#### [STATED EXERCISE]
Copy each line that contains the string "right".

Saved entries
**********

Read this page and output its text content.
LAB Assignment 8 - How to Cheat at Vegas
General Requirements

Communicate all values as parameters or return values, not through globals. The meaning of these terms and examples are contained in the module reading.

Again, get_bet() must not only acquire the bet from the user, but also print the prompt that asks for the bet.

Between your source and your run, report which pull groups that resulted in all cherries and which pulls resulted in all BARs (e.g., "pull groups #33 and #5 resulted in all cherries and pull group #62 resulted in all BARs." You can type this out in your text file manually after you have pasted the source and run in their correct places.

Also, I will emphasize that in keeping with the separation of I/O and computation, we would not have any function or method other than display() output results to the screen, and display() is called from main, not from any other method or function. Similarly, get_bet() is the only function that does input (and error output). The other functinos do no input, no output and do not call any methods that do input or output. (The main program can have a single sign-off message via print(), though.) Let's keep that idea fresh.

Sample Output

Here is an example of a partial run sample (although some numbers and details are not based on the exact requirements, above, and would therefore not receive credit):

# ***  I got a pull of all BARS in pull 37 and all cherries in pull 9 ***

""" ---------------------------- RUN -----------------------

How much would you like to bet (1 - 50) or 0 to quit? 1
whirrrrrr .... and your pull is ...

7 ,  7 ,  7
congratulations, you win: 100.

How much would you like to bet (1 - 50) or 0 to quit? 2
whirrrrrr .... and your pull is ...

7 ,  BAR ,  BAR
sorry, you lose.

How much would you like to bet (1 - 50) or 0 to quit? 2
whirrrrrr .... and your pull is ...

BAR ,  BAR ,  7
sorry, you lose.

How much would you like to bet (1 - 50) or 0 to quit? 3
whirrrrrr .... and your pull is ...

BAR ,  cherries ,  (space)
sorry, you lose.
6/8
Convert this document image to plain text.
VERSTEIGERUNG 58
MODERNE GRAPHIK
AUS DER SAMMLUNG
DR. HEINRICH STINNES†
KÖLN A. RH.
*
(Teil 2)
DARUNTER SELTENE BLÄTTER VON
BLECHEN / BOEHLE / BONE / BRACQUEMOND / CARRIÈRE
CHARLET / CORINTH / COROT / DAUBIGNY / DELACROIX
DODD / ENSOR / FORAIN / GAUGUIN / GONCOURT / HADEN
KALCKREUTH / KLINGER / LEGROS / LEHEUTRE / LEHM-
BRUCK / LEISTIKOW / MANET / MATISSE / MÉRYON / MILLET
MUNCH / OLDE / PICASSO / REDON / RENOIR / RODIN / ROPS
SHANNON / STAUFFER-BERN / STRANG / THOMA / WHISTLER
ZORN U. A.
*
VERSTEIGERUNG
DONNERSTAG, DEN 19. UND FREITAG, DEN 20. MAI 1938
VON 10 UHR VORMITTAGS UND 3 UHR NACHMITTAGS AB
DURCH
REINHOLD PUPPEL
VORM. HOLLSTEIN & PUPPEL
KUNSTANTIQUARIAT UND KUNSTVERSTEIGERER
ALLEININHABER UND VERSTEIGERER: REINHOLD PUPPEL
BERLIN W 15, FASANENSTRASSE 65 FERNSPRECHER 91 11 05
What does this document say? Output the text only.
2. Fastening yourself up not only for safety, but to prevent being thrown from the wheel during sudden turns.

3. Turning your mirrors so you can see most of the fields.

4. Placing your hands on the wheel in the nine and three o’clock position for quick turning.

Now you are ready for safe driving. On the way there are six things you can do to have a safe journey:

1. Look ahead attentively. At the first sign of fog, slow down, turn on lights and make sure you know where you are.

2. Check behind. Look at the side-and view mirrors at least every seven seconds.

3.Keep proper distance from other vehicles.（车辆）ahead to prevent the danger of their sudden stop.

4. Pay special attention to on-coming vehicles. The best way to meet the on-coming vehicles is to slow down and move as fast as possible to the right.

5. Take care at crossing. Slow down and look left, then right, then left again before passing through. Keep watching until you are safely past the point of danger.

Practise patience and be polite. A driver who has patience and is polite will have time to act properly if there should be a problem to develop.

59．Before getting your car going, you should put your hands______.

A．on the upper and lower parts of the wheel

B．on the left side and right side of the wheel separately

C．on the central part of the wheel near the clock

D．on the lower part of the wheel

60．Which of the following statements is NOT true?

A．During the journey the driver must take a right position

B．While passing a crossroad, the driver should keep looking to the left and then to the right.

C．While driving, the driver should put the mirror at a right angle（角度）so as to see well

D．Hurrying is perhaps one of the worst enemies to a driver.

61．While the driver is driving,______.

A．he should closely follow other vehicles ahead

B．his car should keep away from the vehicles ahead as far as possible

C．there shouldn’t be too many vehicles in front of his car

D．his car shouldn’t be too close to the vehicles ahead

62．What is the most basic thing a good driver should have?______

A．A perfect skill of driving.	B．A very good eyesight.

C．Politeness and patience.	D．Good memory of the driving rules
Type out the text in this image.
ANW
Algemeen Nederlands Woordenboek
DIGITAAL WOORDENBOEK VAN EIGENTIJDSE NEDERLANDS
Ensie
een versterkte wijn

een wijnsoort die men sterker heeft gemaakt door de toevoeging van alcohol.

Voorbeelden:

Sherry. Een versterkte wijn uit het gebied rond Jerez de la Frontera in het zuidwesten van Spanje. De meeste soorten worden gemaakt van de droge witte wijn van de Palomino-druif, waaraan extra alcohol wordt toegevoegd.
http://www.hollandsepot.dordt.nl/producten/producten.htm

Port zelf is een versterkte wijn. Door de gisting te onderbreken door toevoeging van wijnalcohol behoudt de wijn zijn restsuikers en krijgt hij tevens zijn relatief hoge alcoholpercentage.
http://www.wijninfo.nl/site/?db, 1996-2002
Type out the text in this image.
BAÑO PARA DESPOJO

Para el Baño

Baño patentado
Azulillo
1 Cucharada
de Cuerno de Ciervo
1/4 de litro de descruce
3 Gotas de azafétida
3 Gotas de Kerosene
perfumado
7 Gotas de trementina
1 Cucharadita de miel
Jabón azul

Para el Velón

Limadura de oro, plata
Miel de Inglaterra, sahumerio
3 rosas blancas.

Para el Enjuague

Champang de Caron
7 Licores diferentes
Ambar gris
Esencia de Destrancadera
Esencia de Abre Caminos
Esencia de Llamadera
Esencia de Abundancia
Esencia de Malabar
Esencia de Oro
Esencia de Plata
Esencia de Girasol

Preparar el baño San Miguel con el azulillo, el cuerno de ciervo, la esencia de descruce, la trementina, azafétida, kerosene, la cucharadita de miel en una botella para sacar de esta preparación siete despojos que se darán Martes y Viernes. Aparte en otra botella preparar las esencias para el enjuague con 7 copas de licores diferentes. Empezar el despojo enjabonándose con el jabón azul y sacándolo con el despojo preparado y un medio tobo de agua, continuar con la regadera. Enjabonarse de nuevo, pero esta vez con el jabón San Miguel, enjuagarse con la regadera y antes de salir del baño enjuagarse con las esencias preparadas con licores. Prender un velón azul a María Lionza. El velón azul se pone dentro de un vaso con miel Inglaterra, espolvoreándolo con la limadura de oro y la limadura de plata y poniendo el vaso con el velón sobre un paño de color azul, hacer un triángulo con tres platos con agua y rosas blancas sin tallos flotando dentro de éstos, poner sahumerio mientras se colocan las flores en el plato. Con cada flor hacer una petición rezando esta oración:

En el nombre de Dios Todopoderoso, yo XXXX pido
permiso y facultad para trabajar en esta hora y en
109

**********

#### [PROBLEM SOLUTION]
4. Pay special attention to on-coming vehicles. The best way to meet the on-coming vehicles is to slow down and move as fast as possible to the right.
5. Take care at crossing. Slow down and look left, then right, then left again before passing through. Keep watching until you are safely past the point of danger.
B．on the left side and right side of the wheel separately
A．During the journey the driver must take a right position
B．While passing a crossroad, the driver should keep looking to the left and then to the right.
C．While driving, the driver should put the mirror at a right angle（角度）so as to see well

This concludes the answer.